◆ **Your instructions**:
Repeat the listing in full, preserving every character.
====== Records for the exercise
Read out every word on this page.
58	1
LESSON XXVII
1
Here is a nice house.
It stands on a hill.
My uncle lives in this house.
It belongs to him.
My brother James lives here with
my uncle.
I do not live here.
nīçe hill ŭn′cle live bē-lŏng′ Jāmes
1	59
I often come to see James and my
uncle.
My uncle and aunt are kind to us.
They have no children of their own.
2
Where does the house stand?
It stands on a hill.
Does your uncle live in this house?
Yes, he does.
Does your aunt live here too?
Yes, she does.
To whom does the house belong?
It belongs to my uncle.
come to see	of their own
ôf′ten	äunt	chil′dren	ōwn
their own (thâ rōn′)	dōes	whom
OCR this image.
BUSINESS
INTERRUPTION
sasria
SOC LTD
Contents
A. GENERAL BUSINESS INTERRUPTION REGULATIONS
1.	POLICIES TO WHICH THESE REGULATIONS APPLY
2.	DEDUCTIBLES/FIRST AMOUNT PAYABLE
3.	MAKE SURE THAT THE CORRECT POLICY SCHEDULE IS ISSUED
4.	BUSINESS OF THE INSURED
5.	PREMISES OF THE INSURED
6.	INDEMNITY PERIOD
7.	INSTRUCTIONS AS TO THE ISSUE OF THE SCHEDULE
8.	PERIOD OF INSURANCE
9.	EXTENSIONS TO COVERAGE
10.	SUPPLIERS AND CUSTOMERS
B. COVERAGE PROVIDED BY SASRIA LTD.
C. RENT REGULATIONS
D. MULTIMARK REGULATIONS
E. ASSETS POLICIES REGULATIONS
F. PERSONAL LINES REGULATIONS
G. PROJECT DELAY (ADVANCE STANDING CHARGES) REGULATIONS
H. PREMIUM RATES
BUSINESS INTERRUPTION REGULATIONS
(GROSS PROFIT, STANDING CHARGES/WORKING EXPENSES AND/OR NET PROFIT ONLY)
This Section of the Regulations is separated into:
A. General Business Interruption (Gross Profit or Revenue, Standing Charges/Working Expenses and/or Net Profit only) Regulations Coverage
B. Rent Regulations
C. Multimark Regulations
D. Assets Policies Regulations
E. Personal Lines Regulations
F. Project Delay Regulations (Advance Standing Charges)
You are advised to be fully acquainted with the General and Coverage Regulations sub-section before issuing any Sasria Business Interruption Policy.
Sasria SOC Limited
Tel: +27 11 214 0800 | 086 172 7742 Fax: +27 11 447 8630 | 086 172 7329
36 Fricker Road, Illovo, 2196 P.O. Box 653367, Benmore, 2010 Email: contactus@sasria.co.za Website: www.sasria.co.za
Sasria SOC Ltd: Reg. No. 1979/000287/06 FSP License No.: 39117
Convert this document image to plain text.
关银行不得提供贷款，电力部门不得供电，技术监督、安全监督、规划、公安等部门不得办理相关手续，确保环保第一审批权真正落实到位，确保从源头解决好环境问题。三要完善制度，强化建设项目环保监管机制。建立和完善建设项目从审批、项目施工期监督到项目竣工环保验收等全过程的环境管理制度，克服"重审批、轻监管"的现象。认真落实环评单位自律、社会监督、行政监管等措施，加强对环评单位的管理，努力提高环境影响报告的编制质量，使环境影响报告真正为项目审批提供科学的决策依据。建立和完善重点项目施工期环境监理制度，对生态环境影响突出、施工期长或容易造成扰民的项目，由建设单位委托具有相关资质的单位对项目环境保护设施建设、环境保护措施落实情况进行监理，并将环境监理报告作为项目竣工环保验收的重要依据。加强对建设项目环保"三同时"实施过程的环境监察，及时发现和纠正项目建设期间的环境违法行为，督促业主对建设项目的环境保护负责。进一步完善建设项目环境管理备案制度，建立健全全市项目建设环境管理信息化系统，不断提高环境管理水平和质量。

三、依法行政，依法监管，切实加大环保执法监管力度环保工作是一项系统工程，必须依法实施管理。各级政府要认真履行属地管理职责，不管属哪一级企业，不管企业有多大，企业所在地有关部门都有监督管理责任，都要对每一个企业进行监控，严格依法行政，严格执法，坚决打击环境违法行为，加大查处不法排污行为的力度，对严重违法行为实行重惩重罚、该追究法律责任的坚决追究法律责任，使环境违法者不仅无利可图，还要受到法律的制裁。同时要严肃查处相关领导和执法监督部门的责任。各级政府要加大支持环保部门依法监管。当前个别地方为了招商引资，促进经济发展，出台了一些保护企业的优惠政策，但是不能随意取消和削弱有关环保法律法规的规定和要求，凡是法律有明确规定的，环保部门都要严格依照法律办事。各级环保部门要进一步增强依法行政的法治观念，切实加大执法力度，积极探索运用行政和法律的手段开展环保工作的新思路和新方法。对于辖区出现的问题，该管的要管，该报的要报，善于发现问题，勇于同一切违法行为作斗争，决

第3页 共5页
============
◆ **Exercise response**:
Read out every word on this page.
58	1
LESSON XXVII
1
Here is a nice house.
It stands on a hill.
My uncle lives in this house.
It belongs to him.
My brother James lives here with
my uncle.
I do not live here.
nīçe hill ŭn′cle live bē-lŏng′ Jāmes
1	59
I often come to see James and my
uncle.
My uncle and aunt are kind to us.
They have no children of their own.
2
Where does the house stand?
It stands on a hill.
Does your uncle live in this house?
Yes, he does.
Does your aunt live here too?
Yes, she does.
To whom does the house belong?
It belongs to my uncle.
come to see	of their own
ôf′ten	äunt	chil′dren	ōwn
their own (thâ rōn′)	dōes	whom
OCR this image.
BUSINESS
INTERRUPTION
sasria
SOC LTD
Contents
A. GENERAL BUSINESS INTERRUPTION REGULATIONS
1.	POLICIES TO WHICH THESE REGULATIONS APPLY
2.	DEDUCTIBLES/FIRST AMOUNT PAYABLE
3.	MAKE SURE THAT THE CORRECT POLICY SCHEDULE IS ISSUED
4.	BUSINESS OF THE INSURED
5.	PREMISES OF THE INSURED
6.	INDEMNITY PERIOD
7.	INSTRUCTIONS AS TO THE ISSUE OF THE SCHEDULE
8.	PERIOD OF INSURANCE
9.	EXTENSIONS TO COVERAGE
10.	SUPPLIERS AND CUSTOMERS
B. COVERAGE PROVIDED BY SASRIA LTD.
C. RENT REGULATIONS
D. MULTIMARK REGULATIONS
E. ASSETS POLICIES REGULATIONS
F. PERSONAL LINES REGULATIONS
G. PROJECT DELAY (ADVANCE STANDING CHARGES) REGULATIONS
H. PREMIUM RATES
BUSINESS INTERRUPTION REGULATIONS
(GROSS PROFIT, STANDING CHARGES/WORKING EXPENSES AND/OR NET PROFIT ONLY)
This Section of the Regulations is separated into:
A. General Business Interruption (Gross Profit or Revenue, Standing Charges/Working Expenses and/or Net Profit only) Regulations Coverage
B. Rent Regulations
C. Multimark Regulations
D. Assets Policies Regulations
E. Personal Lines Regulations
F. Project Delay Regulations (Advance Standing Charges)
You are advised to be fully acquainted with the General and Coverage Regulations sub-section before issuing any Sasria Business Interruption Policy.
Sasria SOC Limited
Tel: +27 11 214 0800 | 086 172 7742 Fax: +27 11 447 8630 | 086 172 7329
36 Fricker Road, Illovo, 2196 P.O. Box 653367, Benmore, 2010 Email: contactus@sasria.co.za Website: www.sasria.co.za
Sasria SOC Ltd: Reg. No. 1979/000287/06 FSP License No.: 39117
Convert this document image to plain text.
关银行不得提供贷款，电力部门不得供电，技术监督、安全监督、规划、公安等部门不得办理相关手续，确保环保第一审批权真正落实到位，确保从源头解决好环境问题。三要完善制度，强化建设项目环保监管机制。建立和完善建设项目从审批、项目施工期监督到项目竣工环保验收等全过程的环境管理制度，克服"重审批、轻监管"的现象。认真落实环评单位自律、社会监督、行政监管等措施，加强对环评单位的管理，努力提高环境影响报告的编制质量，使环境影响报告真正为项目审批提供科学的决策依据。建立和完善重点项目施工期环境监理制度，对生态环境影响突出、施工期长或容易造成扰民的项目，由建设单位委托具有相关资质的单位对项目环境保护设施建设、环境保护措施落实情况进行监理，并将环境监理报告作为项目竣工环保验收的重要依据。加强对建设项目环保"三同时"实施过程的环境监察，及时发现和纠正项目建设期间的环境违法行为，督促业主对建设项目的环境保护负责。进一步完善建设项目环境管理备案制度，建立健全全市项目建设环境管理信息化系统，不断提高环境管理水平和质量。

三、依法行政，依法监管，切实加大环保执法监管力度环保工作是一项系统工程，必须依法实施管理。各级政府要认真履行属地管理职责，不管属哪一级企业，不管企业有多大，企业所在地有关部门都有监督管理责任，都要对每一个企业进行监控，严格依法行政，严格执法，坚决打击环境违法行为，加大查处不法排污行为的力度，对严重违法行为实行重惩重罚、该追究法律责任的坚决追究法律责任，使环境违法者不仅无利可图，还要受到法律的制裁。同时要严肃查处相关领导和执法监督部门的责任。各级政府要加大支持环保部门依法监管。当前个别地方为了招商引资，促进经济发展，出台了一些保护企业的优惠政策，但是不能随意取消和削弱有关环保法律法规的规定和要求，凡是法律有明确规定的，环保部门都要严格依照法律办事。各级环保部门要进一步增强依法行政的法治观念，切实加大执法力度，积极探索运用行政和法律的手段开展环保工作的新思路和新方法。对于辖区出现的问题，该管的要管，该报的要报，善于发现问题，勇于同一切违法行为作斗争，决

第3页 共5页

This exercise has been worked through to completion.